Your task: Identify each line containing the word "readable" and copy it.

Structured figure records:
-----

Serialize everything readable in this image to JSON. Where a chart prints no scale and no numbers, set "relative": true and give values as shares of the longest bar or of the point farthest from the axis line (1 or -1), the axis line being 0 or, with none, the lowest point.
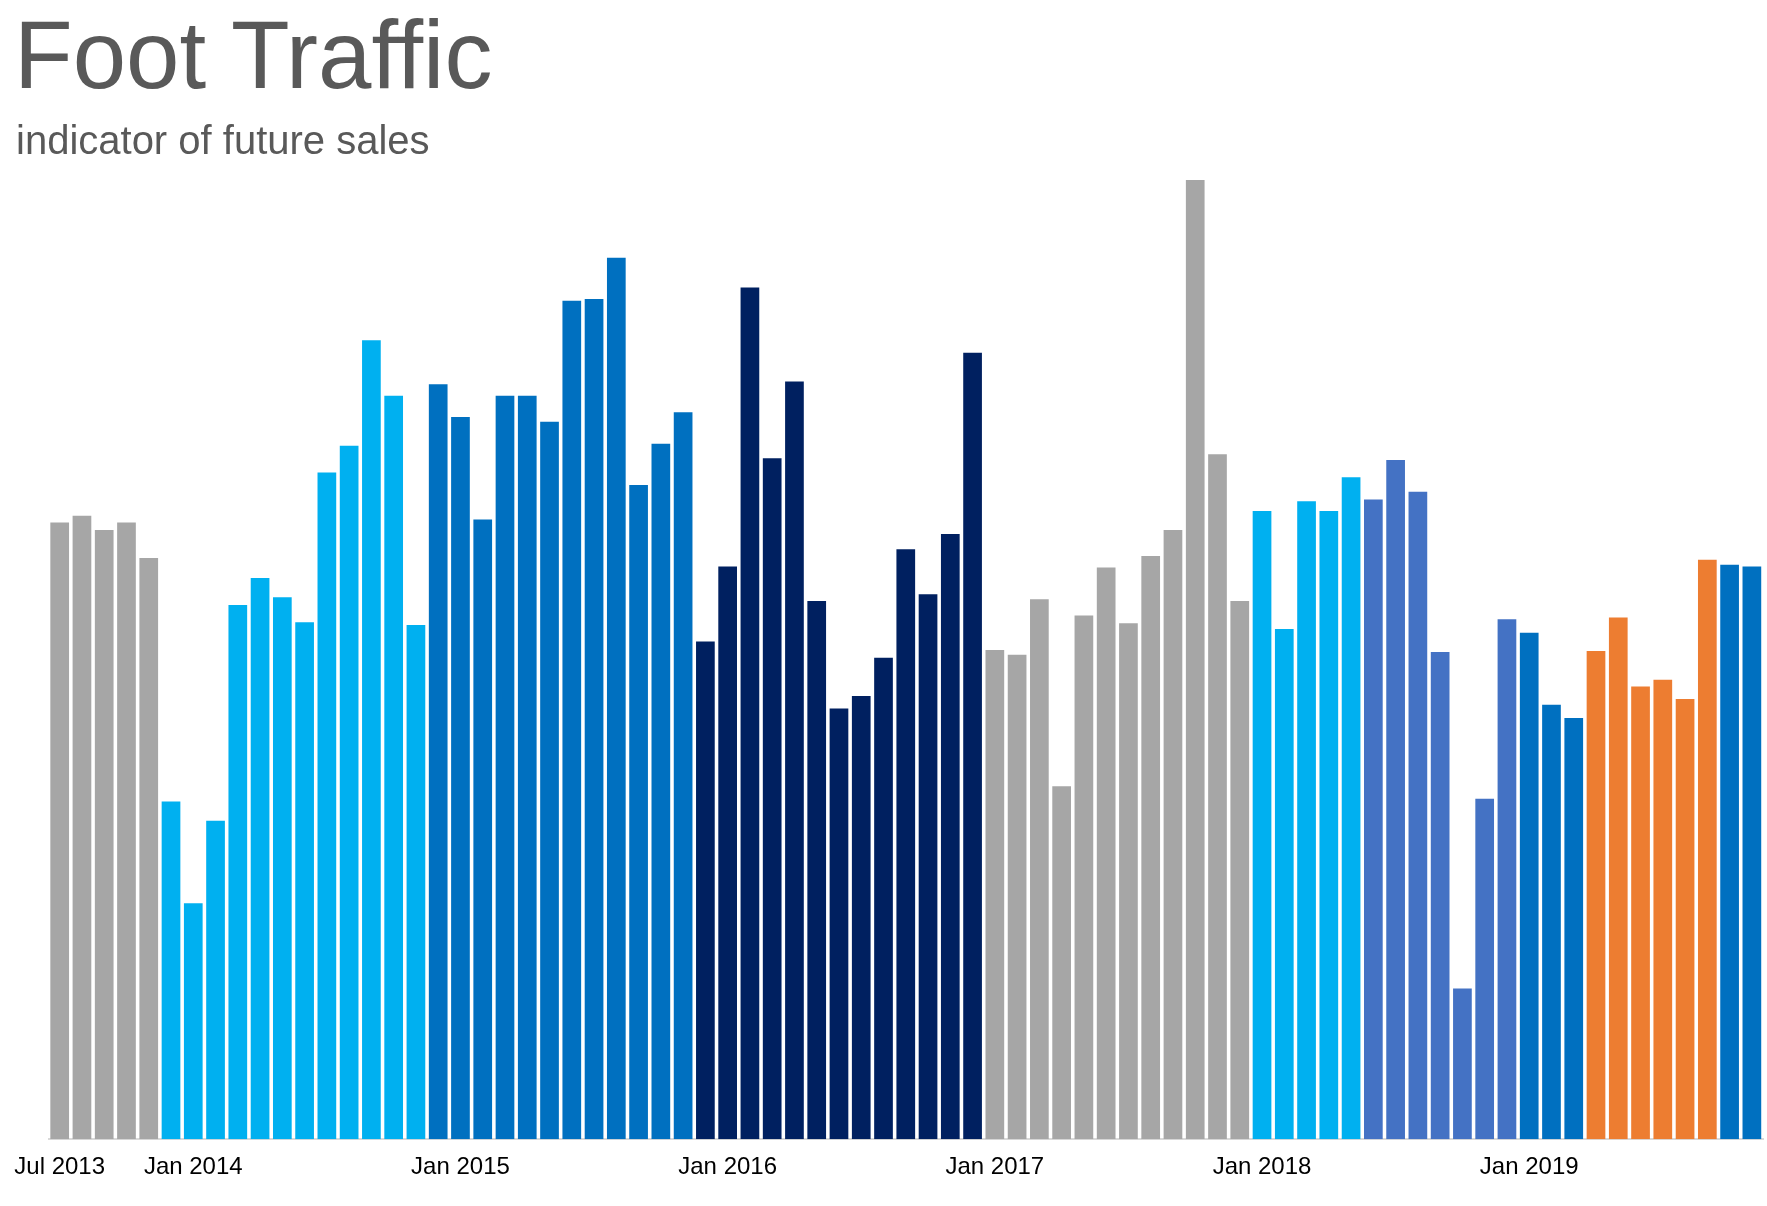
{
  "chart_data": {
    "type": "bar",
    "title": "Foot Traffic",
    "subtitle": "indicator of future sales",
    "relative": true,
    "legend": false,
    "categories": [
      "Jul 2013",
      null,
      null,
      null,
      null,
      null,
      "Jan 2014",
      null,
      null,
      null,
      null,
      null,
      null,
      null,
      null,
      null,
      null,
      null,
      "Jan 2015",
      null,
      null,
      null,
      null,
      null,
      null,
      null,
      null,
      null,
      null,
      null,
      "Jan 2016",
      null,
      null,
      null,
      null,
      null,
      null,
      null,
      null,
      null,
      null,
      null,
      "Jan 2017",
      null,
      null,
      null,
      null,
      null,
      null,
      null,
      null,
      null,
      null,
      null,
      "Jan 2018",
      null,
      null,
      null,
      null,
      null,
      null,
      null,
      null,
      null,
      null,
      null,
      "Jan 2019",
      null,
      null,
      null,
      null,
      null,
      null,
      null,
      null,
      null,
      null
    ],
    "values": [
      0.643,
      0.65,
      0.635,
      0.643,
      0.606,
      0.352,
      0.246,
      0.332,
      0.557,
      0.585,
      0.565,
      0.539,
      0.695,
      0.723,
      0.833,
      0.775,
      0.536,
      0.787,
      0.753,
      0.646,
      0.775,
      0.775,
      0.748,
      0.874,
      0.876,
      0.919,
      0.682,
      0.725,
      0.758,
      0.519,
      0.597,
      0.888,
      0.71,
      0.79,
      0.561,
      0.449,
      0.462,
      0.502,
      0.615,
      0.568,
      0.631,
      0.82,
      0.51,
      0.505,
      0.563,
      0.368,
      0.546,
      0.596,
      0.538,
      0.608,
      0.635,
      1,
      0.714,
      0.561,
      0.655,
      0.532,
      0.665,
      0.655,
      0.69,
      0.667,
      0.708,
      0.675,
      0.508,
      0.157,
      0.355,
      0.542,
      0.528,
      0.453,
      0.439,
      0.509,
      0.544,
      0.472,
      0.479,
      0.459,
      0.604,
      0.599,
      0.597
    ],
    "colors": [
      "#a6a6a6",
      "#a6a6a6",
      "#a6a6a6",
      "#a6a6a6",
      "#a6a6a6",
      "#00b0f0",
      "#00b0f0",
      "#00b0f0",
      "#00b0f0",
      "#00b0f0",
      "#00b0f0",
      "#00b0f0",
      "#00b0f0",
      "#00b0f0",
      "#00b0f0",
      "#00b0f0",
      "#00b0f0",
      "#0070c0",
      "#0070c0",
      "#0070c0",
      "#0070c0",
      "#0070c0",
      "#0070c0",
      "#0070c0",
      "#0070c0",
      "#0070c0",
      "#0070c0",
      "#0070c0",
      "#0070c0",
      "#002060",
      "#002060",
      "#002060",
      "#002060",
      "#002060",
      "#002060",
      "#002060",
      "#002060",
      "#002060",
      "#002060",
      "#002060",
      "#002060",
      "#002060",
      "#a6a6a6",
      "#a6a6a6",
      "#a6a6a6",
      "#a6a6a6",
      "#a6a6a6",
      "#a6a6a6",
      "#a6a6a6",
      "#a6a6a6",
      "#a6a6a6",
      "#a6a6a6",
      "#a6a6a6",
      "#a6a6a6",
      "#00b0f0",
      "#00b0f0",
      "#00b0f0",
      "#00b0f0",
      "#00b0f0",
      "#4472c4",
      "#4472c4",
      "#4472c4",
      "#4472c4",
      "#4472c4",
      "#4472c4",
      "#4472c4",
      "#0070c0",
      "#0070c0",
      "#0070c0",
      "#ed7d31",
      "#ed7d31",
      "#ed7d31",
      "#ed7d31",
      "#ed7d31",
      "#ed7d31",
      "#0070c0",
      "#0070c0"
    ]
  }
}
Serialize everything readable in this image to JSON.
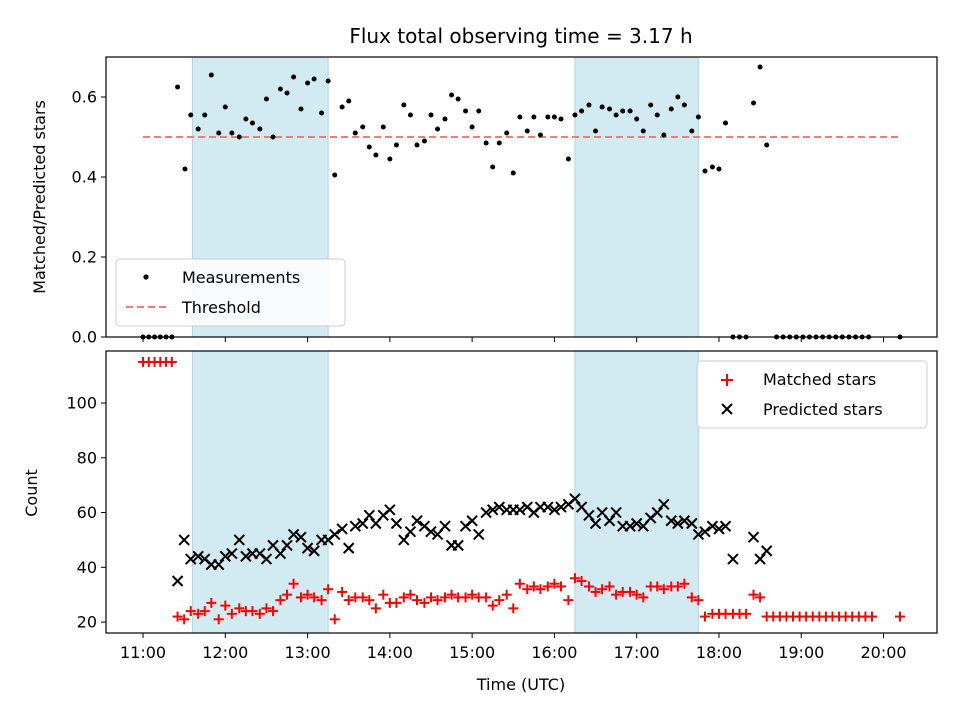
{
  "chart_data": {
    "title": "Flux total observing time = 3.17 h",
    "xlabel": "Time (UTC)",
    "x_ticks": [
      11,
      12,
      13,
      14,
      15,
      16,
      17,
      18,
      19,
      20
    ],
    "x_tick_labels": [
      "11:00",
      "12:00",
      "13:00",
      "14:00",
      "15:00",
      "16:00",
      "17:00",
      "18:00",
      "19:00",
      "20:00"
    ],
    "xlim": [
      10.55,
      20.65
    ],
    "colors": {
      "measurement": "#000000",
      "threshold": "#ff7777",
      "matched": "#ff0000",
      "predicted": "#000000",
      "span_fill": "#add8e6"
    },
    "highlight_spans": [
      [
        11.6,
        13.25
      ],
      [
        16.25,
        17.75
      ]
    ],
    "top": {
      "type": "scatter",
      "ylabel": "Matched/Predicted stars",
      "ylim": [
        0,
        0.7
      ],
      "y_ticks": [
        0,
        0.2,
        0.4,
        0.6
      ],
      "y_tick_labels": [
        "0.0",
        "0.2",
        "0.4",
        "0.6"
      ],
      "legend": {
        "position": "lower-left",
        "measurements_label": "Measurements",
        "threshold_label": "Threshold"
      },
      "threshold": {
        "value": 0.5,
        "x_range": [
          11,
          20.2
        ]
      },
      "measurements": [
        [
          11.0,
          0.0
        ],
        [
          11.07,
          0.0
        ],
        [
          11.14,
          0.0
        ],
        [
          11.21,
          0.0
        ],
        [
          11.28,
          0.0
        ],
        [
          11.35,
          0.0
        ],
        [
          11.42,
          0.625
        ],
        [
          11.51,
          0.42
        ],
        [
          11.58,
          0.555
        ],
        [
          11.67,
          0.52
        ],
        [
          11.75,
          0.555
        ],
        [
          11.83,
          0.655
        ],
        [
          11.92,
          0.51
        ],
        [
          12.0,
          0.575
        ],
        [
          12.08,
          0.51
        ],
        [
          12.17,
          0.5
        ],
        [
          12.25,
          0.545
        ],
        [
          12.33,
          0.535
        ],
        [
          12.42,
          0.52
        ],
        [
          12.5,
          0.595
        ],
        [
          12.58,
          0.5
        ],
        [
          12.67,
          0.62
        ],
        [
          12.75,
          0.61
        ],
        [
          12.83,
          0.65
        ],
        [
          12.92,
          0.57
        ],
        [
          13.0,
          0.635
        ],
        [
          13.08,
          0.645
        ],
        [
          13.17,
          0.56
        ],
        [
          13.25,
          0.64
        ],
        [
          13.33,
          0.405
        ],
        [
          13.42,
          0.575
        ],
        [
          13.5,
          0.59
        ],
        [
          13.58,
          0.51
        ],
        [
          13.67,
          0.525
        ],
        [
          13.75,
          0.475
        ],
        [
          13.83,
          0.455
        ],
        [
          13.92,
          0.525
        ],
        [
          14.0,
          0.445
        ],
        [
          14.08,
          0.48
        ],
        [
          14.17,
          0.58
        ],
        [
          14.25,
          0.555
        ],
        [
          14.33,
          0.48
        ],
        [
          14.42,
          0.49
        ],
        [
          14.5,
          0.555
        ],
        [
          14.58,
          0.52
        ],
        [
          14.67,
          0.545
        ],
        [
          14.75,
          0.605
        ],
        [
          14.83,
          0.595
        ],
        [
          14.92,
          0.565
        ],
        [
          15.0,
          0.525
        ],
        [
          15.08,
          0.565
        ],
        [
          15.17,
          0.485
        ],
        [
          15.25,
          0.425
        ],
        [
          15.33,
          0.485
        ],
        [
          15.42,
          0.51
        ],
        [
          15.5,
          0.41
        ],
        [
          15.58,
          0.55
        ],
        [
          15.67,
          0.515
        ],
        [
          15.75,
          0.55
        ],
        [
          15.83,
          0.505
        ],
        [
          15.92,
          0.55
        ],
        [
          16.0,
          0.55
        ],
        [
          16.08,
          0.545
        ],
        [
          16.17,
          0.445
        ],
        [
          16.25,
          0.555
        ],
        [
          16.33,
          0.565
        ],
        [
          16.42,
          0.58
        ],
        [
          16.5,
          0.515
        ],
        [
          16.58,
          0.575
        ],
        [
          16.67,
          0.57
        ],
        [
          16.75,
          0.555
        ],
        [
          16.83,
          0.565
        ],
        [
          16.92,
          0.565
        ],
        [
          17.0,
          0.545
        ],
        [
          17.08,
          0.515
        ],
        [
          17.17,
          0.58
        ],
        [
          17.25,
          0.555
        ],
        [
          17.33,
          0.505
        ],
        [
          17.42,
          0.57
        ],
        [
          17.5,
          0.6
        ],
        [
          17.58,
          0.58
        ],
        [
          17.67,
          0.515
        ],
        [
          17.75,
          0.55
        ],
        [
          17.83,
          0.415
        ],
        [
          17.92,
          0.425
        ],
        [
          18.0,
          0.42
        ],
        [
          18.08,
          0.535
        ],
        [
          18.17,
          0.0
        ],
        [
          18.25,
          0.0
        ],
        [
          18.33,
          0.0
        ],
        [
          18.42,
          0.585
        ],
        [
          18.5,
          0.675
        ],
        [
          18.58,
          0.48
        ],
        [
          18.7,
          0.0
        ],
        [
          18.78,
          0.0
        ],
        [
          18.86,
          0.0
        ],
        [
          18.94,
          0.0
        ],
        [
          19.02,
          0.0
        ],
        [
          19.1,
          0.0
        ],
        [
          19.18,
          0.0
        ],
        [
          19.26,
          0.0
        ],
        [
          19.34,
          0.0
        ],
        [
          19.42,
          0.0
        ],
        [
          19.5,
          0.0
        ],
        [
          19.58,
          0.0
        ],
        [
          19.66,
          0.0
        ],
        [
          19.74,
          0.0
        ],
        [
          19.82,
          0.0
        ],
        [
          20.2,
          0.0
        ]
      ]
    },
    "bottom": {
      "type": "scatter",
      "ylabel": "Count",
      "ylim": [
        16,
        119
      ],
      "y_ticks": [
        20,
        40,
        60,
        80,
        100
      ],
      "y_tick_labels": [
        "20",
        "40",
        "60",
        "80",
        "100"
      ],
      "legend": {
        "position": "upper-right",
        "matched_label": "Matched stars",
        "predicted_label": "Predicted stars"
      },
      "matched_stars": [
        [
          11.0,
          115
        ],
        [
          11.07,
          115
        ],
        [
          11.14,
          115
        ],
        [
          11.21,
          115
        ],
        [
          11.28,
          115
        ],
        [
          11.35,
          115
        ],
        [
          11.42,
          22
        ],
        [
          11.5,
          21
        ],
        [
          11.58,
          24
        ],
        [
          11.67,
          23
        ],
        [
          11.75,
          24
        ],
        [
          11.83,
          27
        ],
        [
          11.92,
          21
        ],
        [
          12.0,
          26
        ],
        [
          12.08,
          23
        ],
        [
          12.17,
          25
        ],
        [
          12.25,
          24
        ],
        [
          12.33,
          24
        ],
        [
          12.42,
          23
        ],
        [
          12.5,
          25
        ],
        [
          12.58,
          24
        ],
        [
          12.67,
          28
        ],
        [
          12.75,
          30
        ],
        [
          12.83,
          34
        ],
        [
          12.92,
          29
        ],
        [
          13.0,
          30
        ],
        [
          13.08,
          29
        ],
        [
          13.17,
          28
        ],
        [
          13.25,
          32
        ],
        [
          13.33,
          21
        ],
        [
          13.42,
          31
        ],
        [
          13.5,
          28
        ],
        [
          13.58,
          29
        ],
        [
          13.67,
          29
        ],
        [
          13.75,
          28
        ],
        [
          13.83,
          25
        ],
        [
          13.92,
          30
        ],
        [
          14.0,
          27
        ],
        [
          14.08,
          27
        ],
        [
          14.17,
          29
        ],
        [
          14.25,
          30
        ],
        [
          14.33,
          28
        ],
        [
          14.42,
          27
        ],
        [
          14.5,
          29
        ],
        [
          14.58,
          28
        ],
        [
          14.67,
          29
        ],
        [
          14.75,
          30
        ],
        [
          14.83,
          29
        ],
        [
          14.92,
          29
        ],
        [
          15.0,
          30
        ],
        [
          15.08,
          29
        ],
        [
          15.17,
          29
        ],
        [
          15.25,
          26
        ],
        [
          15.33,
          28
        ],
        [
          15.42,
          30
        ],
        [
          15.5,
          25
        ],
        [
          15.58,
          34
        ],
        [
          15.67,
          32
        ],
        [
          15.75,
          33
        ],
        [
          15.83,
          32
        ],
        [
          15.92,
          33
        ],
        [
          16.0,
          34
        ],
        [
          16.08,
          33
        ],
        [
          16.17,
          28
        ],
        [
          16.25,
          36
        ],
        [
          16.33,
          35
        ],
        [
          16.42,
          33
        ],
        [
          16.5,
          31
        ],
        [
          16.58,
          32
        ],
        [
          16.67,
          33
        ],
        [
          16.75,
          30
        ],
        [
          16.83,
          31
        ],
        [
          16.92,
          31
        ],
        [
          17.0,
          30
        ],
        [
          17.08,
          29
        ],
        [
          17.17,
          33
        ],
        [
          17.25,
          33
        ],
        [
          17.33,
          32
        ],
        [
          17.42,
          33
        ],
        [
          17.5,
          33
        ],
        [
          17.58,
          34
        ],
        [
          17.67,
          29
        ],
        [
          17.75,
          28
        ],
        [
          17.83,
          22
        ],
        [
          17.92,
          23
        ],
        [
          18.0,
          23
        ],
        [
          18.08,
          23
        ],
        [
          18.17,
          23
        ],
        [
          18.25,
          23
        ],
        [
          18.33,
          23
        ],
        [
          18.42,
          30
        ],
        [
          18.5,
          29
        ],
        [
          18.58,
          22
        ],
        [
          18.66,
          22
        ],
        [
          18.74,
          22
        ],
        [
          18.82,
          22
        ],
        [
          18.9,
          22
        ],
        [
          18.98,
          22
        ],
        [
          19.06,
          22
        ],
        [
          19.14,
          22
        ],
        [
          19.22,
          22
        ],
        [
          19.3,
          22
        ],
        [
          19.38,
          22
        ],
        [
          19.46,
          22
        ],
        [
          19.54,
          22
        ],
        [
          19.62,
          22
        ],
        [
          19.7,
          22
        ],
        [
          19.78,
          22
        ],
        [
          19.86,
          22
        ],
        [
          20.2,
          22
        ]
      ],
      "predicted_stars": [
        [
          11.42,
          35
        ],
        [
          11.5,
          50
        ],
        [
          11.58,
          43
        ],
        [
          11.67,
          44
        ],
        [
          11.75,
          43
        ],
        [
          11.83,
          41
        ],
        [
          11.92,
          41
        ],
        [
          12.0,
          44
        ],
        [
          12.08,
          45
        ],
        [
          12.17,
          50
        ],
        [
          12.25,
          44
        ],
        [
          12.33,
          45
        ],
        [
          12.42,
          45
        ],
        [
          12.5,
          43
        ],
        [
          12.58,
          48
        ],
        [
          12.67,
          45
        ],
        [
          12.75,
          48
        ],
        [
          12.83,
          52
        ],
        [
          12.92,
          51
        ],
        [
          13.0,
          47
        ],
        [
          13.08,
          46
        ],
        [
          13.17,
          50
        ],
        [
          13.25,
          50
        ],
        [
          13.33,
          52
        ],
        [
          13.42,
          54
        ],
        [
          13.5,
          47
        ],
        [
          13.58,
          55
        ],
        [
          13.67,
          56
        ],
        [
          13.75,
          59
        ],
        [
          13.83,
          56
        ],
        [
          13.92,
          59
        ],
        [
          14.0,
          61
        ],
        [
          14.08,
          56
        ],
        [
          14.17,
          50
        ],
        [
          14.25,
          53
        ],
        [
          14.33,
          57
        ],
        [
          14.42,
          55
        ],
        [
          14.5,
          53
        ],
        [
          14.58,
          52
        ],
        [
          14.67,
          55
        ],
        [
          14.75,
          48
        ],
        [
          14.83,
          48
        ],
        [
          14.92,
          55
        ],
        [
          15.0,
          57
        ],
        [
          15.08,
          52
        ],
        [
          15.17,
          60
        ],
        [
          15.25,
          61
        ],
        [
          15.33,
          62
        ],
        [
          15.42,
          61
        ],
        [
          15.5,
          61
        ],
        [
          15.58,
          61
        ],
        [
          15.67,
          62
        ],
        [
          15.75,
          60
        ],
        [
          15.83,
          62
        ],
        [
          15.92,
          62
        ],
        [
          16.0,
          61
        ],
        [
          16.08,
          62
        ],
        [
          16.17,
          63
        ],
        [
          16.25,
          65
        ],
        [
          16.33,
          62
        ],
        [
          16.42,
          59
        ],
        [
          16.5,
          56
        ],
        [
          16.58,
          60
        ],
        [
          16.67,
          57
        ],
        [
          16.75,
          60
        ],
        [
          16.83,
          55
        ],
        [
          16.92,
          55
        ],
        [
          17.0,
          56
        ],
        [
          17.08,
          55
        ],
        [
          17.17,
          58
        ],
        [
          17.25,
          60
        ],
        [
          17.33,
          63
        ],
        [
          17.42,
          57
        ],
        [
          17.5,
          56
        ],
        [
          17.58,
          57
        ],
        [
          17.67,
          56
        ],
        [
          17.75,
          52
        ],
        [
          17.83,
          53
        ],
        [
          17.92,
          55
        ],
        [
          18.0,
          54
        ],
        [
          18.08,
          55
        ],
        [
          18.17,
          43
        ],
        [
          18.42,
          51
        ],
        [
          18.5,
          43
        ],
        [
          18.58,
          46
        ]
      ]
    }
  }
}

-----

Task response:
Serialize everything readable in this image to JSON. Where a chart prints no scale and no numbers, set "relative": true and give values as shares of the longest bar or of the point farthest from the axis line (1 or -1), the axis line being 0 or, with none, the lowest point.
Serialize everything readable in this image to JSON.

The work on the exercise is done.